• AIM OF THE TASK:
Search the records below for the word "کودکان" and show every line where it occurs.

• DATA RECORDS:
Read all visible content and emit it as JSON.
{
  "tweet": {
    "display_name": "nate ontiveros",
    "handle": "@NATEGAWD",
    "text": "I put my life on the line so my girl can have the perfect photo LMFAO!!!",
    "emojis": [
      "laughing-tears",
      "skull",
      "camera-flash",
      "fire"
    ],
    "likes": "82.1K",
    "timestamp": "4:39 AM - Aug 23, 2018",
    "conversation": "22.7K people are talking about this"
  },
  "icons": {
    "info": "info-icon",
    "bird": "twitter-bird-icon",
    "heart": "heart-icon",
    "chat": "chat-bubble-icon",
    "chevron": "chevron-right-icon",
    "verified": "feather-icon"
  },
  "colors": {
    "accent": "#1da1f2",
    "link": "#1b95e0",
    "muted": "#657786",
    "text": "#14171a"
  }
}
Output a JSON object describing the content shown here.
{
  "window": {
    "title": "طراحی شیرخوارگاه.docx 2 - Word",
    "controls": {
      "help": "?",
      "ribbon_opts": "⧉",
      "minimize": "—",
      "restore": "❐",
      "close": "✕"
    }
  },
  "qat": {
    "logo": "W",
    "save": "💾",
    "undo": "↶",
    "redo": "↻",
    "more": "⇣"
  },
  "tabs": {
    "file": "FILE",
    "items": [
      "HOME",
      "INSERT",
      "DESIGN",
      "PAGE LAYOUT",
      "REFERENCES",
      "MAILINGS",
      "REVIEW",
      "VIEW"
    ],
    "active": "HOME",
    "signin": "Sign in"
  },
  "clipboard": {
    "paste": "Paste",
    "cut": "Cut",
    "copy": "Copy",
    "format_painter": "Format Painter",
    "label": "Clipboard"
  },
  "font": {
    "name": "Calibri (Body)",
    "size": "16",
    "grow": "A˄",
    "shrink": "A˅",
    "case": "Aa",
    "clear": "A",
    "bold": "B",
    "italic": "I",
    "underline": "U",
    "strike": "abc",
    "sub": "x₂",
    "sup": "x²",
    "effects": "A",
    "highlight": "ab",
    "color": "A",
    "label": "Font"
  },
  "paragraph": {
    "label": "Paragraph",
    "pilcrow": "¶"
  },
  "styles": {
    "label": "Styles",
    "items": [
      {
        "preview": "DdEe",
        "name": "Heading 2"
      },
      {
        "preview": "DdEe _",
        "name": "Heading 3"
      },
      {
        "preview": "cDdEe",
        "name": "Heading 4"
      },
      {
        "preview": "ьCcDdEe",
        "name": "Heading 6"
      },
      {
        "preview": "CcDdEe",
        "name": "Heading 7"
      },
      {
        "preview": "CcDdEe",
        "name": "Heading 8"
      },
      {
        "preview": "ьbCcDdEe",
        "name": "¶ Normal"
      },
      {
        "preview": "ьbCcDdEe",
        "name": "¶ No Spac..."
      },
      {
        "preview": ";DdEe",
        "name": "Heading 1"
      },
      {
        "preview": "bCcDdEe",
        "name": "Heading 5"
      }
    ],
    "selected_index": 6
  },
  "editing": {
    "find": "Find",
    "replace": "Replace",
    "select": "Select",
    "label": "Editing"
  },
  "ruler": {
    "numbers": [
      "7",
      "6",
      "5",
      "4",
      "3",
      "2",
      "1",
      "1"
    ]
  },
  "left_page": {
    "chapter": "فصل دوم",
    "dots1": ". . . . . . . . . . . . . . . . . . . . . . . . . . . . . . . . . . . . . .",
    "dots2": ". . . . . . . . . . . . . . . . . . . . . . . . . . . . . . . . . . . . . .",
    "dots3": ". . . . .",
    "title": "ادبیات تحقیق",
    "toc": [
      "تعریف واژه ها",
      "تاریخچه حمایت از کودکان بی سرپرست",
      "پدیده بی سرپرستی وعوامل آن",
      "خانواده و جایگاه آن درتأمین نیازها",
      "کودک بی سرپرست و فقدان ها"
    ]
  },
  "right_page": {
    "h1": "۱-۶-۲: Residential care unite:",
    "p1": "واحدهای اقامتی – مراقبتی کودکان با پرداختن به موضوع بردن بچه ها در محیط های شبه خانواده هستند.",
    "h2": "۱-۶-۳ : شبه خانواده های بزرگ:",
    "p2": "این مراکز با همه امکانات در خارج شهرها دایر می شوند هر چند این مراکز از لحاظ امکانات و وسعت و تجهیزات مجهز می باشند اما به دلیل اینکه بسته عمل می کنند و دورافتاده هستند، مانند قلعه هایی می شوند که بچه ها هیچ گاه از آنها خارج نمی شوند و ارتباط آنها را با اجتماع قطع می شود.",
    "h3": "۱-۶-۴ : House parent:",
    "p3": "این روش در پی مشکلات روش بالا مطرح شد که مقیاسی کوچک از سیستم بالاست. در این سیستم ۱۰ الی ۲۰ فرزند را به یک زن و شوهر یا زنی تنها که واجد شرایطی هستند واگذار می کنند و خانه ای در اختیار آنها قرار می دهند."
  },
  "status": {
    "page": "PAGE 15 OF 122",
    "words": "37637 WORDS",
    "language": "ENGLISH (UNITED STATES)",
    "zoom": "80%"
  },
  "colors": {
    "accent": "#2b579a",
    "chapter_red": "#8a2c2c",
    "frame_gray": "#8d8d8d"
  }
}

• FULL RESPONSE:
      "تاریخچه حمایت از کودکان بی سرپرست",
    "p1": "واحدهای اقامتی – مراقبتی کودکان با پرداختن به موضوع بردن بچه ها در محیط های شبه خانواده هستند.",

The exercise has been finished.